_SET EXERCISE 1_: Edit the entries from their first line through the line containing "bookmark-star-icon[interactable]: ☆ [788,52,799,66]": change "history-icon" to "refresh-icon" and keep every other part of those lines the same.

********

Frequency band selection methods and apparatus

This invention relates to electronic communication systems and more particularly to wireless communication systems.

Since the introduction of wireless telecommunication systems, the number of mobile users has grown, and is expected to continue growing substantially, especially with mass-market uptake of mobile triple play (a combination of mobile telephony, mobile broadband, and mobile television (TV). That increase together with increasing user demand for higher data rates has created a need for additional frequency bands and user equipment, such as mobile phones and other remote terminals, that supports multiple frequency bands. Of course, the allocation of frequencies for cellular telecommunication networks in the world is complex and is growing more so.

********

_SET EXERCISE 2_: What three services does the frequency band passage list as making up mobile triple play?

_INPUT_:
********

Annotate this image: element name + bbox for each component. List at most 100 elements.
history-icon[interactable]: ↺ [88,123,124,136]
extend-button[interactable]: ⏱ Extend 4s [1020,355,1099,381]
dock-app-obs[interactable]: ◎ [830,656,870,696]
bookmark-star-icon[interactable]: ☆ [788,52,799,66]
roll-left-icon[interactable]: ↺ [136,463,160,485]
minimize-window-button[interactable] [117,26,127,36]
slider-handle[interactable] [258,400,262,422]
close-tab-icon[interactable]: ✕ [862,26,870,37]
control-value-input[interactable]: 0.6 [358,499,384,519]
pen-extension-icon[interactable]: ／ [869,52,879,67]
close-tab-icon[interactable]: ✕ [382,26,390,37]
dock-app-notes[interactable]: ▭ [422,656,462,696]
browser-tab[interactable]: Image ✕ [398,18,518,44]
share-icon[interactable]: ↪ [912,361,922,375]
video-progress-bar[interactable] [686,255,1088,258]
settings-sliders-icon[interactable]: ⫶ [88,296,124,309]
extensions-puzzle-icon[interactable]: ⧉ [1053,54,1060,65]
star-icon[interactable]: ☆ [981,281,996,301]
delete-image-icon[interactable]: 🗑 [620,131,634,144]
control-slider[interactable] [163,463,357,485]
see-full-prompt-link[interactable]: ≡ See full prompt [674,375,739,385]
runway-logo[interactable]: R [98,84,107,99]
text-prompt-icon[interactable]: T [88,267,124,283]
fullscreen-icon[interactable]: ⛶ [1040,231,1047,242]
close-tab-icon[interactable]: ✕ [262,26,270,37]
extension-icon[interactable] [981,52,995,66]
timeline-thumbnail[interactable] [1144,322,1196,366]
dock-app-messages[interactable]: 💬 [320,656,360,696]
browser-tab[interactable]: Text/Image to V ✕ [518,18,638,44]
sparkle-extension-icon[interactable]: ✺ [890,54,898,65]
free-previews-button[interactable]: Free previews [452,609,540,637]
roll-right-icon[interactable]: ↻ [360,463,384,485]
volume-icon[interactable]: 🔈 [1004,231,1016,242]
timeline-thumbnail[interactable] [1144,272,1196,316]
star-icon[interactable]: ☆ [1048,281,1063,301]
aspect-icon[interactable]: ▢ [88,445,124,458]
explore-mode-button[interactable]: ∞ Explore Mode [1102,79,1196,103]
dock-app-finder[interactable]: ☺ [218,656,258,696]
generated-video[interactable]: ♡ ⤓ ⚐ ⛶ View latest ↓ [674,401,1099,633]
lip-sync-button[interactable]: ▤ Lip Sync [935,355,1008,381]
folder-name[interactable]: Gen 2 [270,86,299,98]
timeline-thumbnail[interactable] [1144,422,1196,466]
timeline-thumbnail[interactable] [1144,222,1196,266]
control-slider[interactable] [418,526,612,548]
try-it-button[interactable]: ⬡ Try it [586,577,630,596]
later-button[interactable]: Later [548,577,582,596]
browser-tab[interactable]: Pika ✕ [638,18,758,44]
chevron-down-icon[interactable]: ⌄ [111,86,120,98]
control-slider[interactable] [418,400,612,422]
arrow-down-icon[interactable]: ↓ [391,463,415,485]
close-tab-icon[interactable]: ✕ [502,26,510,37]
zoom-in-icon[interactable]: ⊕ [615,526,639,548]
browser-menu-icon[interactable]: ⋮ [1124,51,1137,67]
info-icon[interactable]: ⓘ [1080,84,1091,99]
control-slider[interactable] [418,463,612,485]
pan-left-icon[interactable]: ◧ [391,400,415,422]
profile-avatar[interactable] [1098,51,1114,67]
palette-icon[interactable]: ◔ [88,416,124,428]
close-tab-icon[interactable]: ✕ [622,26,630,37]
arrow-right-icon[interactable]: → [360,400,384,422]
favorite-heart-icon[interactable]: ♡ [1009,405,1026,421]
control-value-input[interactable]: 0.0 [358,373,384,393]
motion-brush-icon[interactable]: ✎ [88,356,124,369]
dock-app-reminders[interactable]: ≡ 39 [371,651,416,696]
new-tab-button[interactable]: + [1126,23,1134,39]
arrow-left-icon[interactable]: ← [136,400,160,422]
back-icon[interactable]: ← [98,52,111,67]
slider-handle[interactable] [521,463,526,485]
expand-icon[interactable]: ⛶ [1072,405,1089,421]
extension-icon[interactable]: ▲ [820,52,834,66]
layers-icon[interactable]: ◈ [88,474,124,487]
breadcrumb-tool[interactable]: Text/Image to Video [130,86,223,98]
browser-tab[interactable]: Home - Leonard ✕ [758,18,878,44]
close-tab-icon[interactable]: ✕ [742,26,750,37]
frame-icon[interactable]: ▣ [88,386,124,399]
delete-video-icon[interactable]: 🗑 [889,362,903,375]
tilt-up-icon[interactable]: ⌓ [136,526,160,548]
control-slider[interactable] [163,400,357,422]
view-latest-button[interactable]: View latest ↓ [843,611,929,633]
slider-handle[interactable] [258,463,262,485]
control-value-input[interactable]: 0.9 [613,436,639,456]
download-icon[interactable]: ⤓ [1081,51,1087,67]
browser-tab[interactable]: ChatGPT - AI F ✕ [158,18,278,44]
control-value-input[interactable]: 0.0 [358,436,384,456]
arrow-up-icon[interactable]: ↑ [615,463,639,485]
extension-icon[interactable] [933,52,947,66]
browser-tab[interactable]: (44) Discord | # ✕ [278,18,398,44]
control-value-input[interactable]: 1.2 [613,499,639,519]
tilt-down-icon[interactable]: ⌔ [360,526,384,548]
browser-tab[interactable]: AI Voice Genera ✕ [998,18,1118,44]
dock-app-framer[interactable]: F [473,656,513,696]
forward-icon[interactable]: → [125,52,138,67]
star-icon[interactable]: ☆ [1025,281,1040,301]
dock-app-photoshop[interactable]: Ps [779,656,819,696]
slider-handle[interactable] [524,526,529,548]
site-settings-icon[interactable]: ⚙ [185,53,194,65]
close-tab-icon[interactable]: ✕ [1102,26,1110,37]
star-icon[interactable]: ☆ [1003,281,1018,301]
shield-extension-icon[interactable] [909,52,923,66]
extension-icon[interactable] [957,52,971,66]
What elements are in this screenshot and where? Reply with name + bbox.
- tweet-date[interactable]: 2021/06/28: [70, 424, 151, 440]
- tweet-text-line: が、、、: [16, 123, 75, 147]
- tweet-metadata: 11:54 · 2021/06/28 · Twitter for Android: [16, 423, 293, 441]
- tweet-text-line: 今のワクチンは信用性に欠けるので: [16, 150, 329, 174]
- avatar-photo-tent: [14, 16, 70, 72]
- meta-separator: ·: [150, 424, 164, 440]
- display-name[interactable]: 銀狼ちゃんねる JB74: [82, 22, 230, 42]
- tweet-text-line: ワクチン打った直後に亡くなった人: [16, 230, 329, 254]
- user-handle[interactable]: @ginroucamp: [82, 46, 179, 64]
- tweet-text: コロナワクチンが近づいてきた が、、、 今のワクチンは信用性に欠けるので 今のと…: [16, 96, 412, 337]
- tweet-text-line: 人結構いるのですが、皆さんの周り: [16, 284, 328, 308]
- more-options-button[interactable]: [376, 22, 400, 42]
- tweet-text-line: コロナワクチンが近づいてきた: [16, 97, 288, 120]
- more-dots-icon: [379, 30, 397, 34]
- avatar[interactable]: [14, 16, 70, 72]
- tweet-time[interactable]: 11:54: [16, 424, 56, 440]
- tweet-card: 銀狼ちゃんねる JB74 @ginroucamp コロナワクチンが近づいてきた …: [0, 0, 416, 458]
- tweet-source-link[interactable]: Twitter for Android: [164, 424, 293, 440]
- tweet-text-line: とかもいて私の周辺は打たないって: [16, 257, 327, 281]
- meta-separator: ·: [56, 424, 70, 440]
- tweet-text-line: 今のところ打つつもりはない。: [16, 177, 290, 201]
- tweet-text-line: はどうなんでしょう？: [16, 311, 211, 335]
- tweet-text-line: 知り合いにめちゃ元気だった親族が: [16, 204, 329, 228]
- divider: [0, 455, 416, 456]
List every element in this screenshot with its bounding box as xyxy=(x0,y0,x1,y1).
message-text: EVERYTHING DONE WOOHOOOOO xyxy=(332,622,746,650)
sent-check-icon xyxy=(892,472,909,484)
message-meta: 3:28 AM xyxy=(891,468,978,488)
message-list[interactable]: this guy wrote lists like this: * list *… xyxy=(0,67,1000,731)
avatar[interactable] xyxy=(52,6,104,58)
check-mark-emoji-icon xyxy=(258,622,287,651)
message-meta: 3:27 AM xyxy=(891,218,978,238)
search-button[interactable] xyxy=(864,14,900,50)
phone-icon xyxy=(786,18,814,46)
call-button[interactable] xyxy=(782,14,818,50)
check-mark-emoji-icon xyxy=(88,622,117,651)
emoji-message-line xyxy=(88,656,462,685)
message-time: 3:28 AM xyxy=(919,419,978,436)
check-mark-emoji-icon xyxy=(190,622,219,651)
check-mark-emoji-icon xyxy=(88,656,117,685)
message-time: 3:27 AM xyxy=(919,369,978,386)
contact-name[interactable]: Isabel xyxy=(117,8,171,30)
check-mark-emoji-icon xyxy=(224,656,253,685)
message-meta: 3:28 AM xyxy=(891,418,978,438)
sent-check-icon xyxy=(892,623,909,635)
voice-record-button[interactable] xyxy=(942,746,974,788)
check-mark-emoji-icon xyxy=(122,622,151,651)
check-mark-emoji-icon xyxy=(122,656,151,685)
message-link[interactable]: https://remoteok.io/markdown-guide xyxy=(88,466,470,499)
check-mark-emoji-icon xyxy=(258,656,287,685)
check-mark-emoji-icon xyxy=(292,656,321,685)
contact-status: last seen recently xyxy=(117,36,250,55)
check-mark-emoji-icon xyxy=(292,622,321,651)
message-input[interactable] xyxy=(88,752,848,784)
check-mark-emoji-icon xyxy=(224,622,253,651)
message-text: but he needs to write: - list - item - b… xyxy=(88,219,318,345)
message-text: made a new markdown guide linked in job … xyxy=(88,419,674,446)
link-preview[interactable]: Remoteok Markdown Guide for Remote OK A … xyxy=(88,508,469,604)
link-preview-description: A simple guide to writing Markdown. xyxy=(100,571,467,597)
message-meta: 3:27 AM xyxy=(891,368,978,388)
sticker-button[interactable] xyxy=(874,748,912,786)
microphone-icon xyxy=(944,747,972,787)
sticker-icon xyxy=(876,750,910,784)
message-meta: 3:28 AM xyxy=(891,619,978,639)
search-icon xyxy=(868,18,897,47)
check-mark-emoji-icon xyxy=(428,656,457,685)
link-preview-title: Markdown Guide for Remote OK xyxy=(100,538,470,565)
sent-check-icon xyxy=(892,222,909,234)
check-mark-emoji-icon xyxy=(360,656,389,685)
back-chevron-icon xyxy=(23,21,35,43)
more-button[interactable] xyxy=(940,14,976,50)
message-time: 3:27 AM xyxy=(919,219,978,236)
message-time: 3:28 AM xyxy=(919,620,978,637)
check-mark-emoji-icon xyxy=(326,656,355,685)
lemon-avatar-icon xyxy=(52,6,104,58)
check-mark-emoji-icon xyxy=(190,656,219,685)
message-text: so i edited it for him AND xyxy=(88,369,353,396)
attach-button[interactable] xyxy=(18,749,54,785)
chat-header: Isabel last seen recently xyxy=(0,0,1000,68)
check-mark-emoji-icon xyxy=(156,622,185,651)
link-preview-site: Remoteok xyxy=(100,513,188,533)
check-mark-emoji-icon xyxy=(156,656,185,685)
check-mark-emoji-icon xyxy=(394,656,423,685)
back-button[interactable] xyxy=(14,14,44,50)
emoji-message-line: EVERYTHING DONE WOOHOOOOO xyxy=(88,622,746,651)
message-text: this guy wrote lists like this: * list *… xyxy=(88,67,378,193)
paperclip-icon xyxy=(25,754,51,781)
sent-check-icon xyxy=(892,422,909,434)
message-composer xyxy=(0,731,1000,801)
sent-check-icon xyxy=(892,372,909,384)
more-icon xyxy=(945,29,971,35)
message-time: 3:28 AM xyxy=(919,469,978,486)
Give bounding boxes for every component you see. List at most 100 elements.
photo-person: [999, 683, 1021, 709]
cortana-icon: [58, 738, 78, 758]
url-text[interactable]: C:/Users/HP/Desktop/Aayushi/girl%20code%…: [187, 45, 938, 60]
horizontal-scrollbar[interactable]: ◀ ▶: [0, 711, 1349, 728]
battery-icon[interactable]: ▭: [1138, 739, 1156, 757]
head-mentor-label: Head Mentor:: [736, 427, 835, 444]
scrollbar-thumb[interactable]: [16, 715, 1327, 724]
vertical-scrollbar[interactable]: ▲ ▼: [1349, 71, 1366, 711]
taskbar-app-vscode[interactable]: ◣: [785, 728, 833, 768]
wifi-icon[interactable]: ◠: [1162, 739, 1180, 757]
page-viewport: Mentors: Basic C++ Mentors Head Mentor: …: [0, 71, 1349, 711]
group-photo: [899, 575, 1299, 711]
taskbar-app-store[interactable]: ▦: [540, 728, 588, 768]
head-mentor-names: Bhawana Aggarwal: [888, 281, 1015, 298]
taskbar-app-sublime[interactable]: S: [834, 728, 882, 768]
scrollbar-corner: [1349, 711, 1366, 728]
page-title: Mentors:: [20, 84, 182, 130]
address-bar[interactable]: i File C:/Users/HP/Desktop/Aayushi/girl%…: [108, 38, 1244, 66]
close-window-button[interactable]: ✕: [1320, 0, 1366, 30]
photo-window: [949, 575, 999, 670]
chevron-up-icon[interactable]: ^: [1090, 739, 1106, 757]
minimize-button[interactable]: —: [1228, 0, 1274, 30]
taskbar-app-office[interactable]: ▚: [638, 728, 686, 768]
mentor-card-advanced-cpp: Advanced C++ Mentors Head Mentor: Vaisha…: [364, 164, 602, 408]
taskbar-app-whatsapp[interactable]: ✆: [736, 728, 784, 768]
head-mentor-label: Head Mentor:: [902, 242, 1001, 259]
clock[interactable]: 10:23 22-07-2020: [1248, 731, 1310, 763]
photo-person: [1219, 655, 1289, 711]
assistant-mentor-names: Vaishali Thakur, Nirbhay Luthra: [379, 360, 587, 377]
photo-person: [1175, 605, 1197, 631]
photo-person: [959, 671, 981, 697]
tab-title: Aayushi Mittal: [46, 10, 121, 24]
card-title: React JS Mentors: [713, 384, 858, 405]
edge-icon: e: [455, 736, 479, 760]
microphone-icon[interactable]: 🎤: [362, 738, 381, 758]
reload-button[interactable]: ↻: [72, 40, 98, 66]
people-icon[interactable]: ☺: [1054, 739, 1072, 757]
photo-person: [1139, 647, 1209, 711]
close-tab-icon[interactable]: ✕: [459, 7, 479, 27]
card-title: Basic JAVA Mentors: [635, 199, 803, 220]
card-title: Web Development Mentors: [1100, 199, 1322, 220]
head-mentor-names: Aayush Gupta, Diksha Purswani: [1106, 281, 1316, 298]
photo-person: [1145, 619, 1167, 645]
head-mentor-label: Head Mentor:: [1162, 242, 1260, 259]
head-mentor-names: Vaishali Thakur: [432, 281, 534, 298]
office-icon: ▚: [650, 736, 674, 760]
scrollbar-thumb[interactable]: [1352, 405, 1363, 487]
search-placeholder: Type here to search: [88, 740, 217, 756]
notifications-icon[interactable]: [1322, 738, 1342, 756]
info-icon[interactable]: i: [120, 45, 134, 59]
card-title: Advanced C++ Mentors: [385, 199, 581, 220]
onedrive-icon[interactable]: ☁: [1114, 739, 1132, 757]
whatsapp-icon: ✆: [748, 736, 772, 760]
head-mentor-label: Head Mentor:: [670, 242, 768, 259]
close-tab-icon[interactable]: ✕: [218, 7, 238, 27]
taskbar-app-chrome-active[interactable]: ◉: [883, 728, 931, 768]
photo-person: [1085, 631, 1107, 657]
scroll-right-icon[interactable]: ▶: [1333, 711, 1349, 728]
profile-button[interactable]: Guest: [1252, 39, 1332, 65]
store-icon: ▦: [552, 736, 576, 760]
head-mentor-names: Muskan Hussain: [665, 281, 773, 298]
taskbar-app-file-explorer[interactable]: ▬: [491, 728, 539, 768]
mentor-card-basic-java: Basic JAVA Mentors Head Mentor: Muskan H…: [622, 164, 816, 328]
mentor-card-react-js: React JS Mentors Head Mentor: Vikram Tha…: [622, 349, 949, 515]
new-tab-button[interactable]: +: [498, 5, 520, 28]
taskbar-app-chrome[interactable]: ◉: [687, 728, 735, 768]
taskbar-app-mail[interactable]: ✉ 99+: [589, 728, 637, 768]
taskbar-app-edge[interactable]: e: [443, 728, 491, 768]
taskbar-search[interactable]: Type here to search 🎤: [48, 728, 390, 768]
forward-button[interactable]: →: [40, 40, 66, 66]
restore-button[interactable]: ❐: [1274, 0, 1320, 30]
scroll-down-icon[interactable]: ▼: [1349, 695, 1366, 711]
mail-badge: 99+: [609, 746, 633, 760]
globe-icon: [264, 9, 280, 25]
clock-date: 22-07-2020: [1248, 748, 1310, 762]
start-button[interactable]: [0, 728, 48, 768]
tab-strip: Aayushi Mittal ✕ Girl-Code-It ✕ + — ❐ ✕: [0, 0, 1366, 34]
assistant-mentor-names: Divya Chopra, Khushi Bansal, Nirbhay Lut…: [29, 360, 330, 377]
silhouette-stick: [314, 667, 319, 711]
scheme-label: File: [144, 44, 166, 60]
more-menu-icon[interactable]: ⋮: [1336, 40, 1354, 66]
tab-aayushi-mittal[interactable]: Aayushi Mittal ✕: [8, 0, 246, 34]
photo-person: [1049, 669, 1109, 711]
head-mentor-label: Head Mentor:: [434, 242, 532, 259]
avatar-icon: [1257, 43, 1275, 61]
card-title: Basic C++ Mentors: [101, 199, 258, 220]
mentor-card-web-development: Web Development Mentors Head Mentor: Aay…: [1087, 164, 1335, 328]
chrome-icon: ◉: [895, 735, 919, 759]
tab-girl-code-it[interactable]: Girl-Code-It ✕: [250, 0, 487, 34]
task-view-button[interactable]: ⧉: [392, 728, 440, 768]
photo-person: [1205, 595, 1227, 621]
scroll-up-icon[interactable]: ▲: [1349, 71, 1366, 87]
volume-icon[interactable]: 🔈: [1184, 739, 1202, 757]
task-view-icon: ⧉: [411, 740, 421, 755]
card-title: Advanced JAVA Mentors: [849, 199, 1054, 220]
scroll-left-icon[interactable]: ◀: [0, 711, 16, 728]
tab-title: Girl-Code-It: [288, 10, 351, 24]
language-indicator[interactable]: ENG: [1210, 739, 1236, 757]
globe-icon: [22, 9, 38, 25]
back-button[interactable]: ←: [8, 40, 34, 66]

********

_FULL RESPONSE 1_:
Annotate this image: element name + bbox for each component. List at most 100 elements.
refresh-icon[interactable]: ↺ [88,123,124,136]
extend-button[interactable]: ⏱ Extend 4s [1020,355,1099,381]
dock-app-obs[interactable]: ◎ [830,656,870,696]
bookmark-star-icon[interactable]: ☆ [788,52,799,66]

_FULL RESPONSE 2_: Mobile telephony, mobile broadband, and mobile television (TV).